[Items from a dataset]
******
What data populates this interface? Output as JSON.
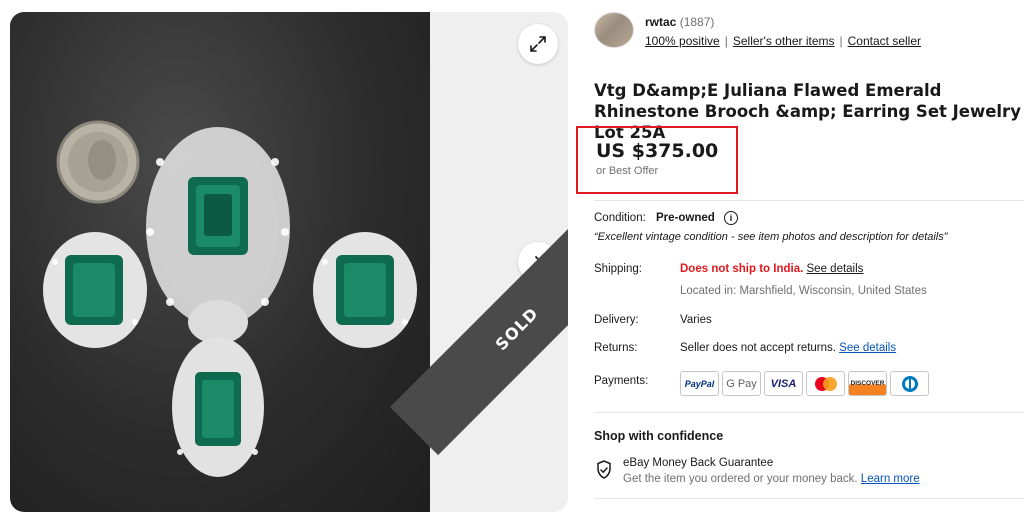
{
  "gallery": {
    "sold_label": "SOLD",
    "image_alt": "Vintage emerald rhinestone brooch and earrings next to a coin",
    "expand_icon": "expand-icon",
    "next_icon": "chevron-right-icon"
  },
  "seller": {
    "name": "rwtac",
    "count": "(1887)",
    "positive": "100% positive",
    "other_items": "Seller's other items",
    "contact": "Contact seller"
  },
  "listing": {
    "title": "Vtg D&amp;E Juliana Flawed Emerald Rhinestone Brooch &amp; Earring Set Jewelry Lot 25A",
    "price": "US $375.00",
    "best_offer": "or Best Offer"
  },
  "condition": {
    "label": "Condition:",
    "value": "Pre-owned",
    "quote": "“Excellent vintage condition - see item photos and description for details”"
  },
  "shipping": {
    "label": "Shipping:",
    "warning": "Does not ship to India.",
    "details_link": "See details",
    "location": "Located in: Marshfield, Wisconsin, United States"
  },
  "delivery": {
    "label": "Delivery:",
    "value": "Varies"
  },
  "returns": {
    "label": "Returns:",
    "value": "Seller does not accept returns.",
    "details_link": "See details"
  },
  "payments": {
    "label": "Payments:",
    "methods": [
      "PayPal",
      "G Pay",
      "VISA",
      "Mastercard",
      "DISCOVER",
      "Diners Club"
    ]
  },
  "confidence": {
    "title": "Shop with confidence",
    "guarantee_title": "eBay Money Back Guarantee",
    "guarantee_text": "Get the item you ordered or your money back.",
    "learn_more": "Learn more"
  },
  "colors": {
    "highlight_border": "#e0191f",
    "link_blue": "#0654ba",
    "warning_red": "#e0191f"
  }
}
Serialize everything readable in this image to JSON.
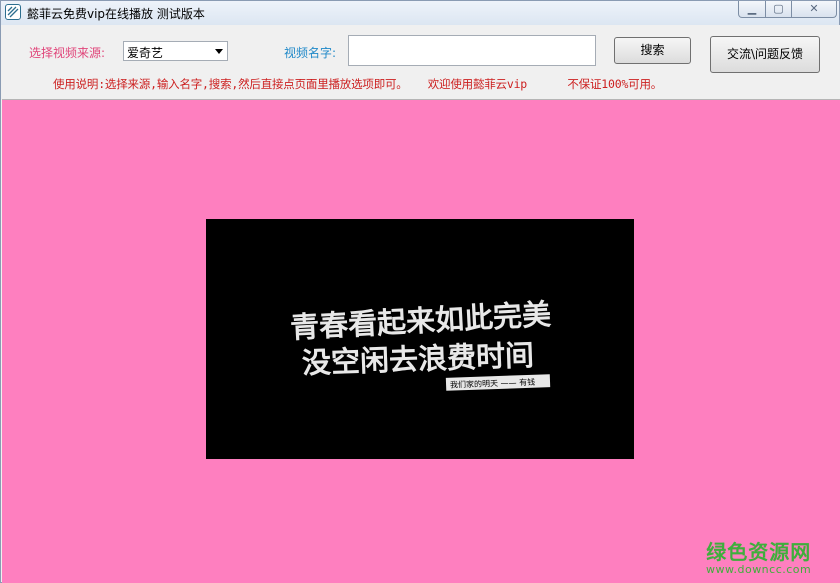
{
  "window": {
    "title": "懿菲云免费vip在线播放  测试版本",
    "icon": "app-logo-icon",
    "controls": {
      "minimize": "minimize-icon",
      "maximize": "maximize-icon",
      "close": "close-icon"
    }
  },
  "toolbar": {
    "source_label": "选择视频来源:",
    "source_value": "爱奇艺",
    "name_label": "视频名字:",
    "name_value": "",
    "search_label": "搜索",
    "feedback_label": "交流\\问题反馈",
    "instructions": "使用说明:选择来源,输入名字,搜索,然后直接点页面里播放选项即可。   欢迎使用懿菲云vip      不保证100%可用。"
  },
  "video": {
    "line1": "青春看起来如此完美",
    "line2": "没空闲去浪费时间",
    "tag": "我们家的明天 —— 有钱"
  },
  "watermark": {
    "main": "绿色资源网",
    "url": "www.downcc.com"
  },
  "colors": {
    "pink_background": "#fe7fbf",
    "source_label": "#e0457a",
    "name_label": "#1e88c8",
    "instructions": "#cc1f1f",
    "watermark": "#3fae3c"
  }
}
******
**Goal**
Read the entries and pick out all lines that include the word "JSON".

**Problem solution**
What data populates this interface? Output as JSON.
Serialize everything readable in this image to JSON.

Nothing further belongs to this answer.